Every line holding the string "theatre" should be gathered.

:: Records to process

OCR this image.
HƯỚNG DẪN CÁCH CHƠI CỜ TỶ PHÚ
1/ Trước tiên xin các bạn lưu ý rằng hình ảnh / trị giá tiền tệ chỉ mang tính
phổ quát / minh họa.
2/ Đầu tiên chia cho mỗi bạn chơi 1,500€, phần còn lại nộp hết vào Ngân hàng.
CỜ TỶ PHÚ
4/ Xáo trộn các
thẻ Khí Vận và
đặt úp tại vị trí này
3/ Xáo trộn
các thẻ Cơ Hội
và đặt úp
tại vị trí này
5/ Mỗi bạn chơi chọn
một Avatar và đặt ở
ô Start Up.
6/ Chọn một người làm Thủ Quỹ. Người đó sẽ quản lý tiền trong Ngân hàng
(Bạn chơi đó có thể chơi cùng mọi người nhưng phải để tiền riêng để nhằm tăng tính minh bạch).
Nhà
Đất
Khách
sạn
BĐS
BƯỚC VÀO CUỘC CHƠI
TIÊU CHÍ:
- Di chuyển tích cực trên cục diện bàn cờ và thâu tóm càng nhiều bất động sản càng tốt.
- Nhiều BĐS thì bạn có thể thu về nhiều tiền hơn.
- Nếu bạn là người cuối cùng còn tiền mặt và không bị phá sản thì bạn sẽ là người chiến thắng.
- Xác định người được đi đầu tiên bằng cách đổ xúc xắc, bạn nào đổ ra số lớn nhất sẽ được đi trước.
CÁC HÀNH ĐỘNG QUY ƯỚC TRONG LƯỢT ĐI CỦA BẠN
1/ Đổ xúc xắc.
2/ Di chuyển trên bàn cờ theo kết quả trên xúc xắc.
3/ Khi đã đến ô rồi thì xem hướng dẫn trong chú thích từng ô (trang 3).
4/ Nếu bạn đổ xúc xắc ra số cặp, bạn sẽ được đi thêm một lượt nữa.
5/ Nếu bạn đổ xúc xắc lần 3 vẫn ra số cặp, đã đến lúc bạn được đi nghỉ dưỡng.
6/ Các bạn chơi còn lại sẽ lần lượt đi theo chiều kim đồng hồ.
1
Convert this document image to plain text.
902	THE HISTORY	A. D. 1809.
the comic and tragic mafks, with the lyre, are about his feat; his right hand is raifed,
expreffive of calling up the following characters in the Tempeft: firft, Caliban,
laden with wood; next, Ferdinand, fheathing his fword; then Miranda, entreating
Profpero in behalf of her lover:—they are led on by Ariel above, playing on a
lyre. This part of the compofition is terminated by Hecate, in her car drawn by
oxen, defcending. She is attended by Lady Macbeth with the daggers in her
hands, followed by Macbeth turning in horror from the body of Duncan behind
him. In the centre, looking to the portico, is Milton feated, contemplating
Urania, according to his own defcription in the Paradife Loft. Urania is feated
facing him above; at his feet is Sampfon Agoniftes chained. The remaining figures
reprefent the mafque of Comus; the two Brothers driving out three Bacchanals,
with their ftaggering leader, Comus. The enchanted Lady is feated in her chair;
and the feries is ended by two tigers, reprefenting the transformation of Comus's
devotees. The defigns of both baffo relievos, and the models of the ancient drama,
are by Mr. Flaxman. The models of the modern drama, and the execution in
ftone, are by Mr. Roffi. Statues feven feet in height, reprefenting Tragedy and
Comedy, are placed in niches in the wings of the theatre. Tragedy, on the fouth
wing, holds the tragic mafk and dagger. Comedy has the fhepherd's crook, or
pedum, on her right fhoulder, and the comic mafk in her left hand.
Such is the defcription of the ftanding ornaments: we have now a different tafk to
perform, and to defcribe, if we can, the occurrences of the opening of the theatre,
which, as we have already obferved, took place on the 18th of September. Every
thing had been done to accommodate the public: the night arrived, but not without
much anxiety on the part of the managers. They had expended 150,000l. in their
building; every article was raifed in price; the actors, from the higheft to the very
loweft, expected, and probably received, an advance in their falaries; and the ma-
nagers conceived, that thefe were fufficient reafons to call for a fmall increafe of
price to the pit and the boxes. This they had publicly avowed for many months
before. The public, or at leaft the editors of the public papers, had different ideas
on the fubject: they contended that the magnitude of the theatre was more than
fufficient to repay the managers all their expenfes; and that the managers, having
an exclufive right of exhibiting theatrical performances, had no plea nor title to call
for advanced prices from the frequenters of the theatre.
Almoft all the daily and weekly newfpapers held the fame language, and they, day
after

::::

- _Worked answer_:
Comedy, are placed in niches in the wings of the theatre. Tragedy, on the fouth
perform, and to defcribe, if we can, the occurrences of the opening of the theatre,
on the fubject: they contended that the magnitude of the theatre was more than
for advanced prices from the frequenters of the theatre.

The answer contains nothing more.